## Instructions for the task
Give the number of lines in the listing below that include the word "Australia", with nothing more.

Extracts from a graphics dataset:

****************

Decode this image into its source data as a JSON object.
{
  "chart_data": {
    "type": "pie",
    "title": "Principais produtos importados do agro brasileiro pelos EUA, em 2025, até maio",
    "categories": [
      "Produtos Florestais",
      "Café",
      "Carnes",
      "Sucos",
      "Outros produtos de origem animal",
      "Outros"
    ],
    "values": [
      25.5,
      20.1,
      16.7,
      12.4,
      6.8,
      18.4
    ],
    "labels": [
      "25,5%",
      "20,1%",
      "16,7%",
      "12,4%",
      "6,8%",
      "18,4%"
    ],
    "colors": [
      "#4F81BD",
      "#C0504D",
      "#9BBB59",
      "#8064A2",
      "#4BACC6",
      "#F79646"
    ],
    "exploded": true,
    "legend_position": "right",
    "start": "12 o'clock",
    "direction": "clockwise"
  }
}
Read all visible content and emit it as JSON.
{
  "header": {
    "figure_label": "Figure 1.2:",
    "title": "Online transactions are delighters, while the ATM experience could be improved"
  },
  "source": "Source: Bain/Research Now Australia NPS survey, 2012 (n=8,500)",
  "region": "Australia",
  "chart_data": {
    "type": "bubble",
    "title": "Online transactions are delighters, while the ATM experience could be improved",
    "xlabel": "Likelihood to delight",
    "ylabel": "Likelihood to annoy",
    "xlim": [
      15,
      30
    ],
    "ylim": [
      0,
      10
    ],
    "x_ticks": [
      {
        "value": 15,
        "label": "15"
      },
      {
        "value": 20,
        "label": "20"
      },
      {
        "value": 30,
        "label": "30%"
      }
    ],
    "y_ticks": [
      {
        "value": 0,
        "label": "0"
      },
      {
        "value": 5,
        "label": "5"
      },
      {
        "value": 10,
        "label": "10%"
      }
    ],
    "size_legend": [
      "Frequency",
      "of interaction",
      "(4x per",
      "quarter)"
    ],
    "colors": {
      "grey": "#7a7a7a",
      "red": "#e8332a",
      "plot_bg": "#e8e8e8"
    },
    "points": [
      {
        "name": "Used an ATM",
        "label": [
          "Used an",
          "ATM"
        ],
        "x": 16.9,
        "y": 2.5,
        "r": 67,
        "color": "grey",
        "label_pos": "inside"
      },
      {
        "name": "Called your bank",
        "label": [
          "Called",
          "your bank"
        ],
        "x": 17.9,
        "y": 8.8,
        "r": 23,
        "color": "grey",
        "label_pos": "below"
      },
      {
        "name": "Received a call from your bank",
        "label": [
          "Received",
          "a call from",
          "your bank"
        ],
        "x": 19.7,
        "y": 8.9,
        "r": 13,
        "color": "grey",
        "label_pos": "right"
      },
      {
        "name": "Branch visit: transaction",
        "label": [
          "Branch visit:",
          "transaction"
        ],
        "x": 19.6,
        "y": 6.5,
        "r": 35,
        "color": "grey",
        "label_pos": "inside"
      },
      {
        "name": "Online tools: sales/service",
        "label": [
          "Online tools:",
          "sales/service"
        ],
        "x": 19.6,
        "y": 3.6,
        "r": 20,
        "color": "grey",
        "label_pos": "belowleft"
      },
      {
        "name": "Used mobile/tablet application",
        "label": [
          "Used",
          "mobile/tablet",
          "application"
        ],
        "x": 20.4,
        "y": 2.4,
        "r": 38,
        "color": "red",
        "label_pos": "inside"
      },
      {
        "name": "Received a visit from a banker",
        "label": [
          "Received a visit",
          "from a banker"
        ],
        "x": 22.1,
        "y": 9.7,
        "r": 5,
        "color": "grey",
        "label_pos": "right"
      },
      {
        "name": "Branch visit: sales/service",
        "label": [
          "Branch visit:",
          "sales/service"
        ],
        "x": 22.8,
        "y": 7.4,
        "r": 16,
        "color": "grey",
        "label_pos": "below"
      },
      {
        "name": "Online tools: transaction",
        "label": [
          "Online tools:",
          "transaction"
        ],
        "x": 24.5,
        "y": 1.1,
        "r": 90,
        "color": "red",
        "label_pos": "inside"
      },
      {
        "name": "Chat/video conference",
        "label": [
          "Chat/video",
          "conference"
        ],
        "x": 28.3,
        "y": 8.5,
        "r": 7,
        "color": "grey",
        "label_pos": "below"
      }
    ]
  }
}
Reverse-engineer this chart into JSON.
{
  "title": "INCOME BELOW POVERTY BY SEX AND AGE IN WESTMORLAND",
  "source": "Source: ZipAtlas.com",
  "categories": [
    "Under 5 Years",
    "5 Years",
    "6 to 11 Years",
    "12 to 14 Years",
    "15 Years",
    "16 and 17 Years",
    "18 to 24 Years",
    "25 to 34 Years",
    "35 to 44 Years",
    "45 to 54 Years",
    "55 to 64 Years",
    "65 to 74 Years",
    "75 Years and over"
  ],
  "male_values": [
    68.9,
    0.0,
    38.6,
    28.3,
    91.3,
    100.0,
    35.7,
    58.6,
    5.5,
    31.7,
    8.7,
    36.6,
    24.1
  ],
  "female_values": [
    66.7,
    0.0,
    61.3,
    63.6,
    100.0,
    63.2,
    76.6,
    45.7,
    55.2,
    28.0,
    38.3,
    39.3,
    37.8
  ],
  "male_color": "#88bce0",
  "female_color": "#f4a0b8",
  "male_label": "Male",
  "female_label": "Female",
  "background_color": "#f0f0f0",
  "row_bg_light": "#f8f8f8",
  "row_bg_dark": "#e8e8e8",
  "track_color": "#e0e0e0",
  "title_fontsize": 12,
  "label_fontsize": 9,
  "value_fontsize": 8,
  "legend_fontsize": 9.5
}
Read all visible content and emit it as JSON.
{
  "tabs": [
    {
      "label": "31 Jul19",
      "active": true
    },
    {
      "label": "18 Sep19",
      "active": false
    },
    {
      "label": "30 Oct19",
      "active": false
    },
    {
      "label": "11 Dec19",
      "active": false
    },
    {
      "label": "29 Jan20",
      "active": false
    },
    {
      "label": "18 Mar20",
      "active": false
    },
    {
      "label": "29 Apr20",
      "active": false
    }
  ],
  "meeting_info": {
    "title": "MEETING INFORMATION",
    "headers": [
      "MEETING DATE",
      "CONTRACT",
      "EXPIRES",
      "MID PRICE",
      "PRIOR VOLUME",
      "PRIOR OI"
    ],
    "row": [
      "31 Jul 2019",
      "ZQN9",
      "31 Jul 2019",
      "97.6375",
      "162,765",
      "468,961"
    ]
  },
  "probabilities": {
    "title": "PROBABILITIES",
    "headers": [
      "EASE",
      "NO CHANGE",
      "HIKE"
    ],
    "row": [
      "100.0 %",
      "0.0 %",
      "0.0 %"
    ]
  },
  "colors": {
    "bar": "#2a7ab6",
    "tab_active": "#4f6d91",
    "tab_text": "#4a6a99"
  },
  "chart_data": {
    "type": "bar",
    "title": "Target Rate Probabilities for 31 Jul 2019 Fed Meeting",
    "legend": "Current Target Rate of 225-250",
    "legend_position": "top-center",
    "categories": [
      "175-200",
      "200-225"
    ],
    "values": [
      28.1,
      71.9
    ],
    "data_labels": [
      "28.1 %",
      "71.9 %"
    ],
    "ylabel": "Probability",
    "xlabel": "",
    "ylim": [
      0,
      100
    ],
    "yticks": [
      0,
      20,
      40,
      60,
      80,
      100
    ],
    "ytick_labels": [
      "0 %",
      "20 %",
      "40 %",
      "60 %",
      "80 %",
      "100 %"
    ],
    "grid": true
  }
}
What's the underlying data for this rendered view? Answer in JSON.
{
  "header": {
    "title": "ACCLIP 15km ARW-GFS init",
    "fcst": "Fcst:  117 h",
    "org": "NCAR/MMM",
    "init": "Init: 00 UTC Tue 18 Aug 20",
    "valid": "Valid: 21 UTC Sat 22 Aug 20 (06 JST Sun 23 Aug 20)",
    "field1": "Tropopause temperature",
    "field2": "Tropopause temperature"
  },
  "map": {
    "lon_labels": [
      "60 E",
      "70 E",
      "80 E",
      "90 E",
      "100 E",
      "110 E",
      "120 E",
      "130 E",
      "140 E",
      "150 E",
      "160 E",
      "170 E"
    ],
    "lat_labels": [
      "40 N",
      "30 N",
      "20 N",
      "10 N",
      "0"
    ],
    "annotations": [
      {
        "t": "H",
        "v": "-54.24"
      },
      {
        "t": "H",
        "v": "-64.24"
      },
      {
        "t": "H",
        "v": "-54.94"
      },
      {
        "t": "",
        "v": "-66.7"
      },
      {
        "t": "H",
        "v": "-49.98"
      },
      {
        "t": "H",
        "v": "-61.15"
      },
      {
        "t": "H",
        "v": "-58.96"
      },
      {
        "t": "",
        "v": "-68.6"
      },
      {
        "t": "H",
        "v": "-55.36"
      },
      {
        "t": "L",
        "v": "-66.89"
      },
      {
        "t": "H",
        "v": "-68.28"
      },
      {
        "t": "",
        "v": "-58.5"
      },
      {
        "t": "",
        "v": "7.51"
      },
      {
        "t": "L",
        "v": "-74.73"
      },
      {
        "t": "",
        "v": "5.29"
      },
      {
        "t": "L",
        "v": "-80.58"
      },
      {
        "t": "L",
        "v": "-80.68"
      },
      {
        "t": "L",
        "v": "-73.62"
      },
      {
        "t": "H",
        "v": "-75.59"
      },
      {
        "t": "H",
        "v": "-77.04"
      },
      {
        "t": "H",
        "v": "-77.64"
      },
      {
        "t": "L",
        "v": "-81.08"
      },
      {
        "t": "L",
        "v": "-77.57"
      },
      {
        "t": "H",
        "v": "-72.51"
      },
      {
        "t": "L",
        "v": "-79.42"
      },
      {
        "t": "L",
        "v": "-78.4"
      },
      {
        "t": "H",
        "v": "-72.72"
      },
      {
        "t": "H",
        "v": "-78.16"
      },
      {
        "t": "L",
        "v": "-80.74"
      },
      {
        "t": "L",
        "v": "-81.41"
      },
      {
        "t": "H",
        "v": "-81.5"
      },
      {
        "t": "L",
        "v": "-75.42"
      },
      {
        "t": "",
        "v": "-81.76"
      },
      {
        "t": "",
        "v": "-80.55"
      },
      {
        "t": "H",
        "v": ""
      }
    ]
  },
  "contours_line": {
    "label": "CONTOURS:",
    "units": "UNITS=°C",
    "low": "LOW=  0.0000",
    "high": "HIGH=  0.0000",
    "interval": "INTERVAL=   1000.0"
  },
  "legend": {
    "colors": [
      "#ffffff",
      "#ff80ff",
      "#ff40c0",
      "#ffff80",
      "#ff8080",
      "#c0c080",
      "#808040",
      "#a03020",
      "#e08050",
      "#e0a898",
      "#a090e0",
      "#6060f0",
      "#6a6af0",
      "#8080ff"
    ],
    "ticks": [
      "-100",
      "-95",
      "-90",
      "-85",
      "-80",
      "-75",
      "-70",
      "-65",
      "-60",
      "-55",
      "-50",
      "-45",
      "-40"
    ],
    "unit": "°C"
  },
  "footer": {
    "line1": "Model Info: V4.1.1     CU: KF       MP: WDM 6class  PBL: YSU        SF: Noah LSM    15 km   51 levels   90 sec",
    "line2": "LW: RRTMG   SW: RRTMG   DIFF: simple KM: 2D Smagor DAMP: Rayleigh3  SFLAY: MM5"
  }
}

****************

## Output for this exercise
2